◆ **TASK DESCRIPTION**
Check each line of the material below for "Flat". Report how many have it, with no other words.

[Saved data entries]
** begin **

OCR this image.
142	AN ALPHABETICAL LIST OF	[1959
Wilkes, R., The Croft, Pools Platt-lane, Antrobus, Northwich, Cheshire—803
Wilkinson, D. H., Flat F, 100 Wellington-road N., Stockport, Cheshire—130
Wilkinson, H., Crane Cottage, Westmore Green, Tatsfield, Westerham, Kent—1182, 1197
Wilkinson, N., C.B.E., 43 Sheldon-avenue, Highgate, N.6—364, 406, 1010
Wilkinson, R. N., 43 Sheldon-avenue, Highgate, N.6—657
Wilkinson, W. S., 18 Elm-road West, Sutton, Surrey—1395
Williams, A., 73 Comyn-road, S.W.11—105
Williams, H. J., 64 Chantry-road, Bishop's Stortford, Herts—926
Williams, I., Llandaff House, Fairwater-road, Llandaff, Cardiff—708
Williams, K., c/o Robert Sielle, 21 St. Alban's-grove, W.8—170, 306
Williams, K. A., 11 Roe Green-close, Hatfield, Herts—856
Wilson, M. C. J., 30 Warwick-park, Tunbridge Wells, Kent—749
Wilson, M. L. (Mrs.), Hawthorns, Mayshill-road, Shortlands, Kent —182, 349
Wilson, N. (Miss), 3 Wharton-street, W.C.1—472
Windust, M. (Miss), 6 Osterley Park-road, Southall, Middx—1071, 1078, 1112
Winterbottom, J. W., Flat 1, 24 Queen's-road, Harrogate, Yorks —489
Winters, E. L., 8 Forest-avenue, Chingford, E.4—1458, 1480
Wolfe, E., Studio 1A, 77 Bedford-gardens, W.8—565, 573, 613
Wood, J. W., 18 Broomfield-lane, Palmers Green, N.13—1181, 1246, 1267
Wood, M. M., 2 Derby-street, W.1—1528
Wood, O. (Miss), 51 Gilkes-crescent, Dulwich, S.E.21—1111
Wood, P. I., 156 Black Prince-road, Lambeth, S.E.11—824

** end **
** begin **

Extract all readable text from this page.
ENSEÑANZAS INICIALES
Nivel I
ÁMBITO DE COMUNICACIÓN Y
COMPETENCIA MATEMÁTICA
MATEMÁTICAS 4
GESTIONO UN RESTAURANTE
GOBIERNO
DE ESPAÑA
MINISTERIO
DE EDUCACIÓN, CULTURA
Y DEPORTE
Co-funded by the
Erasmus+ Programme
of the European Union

** end **

◆ **SOLUTION TO THE PROBLEM**
2